> Exercise aim
Write out the records that appear below, verbatim and complete, but without pictures.

> Source data
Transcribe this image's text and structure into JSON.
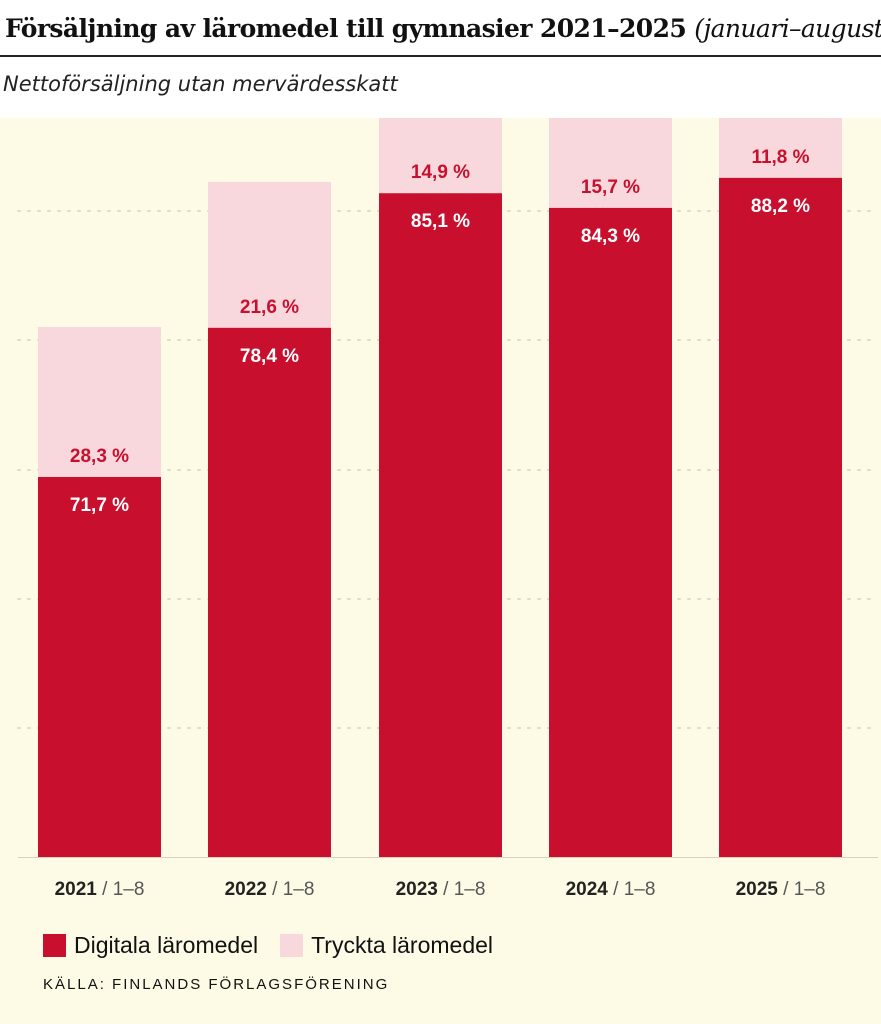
{
  "header": {
    "title": "Försäljning av läromedel till gymnasier 2021–2025",
    "title_suffix": "(januari–augusti)",
    "subtitle": "Nettoförsäljning utan mervärdesskatt"
  },
  "legend": {
    "digital_label": "Digitala läromedel",
    "printed_label": "Tryckta läromedel"
  },
  "source": "KÄLLA: FINLANDS FÖRLAGSFÖRENING",
  "colors": {
    "digital": "#c8102e",
    "printed": "#f8d7dd",
    "background": "#fdfbe6",
    "grid": "#e2dcc4",
    "white_text": "#ffffff"
  },
  "chart_data": {
    "type": "bar",
    "stacked": true,
    "categories": [
      "2021",
      "2022",
      "2023",
      "2024",
      "2025"
    ],
    "category_suffix": "/ 1–8",
    "relative_total": [
      53,
      67.5,
      78,
      77,
      77
    ],
    "series": [
      {
        "name": "Digitala läromedel",
        "share_labels": [
          "71,7 %",
          "78,4 %",
          "85,1 %",
          "84,3 %",
          "88,2 %"
        ],
        "share_values": [
          71.7,
          78.4,
          85.1,
          84.3,
          88.2
        ]
      },
      {
        "name": "Tryckta läromedel",
        "share_labels": [
          "28,3 %",
          "21,6 %",
          "14,9 %",
          "15,7 %",
          "11,8 %"
        ],
        "share_values": [
          28.3,
          21.6,
          14.9,
          15.7,
          11.8
        ]
      }
    ],
    "grid": true,
    "legend_position": "bottom-left"
  }
}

> Problem solution
Transcribe this image's text and structure into JSON.
{
  "header": {
    "title": "Försäljning av läromedel till gymnasier 2021–2025",
    "title_suffix": "(januari–augusti)",
    "subtitle": "Nettoförsäljning utan mervärdesskatt"
  },
  "legend": {
    "digital_label": "Digitala läromedel",
    "printed_label": "Tryckta läromedel"
  },
  "source": "KÄLLA: FINLANDS FÖRLAGSFÖRENING",
  "colors": {
    "digital": "#c8102e",
    "printed": "#f8d7dd",
    "background": "#fdfbe6",
    "grid": "#e2dcc4",
    "white_text": "#ffffff"
  },
  "chart_data": {
    "type": "bar",
    "stacked": true,
    "categories": [
      "2021",
      "2022",
      "2023",
      "2024",
      "2025"
    ],
    "category_suffix": "/ 1–8",
    "relative_total": [
      53,
      67.5,
      78,
      77,
      77
    ],
    "series": [
      {
        "name": "Digitala läromedel",
        "share_labels": [
          "71,7 %",
          "78,4 %",
          "85,1 %",
          "84,3 %",
          "88,2 %"
        ],
        "share_values": [
          71.7,
          78.4,
          85.1,
          84.3,
          88.2
        ]
      },
      {
        "name": "Tryckta läromedel",
        "share_labels": [
          "28,3 %",
          "21,6 %",
          "14,9 %",
          "15,7 %",
          "11,8 %"
        ],
        "share_values": [
          28.3,
          21.6,
          14.9,
          15.7,
          11.8
        ]
      }
    ],
    "grid": true,
    "legend_position": "bottom-left"
  }
}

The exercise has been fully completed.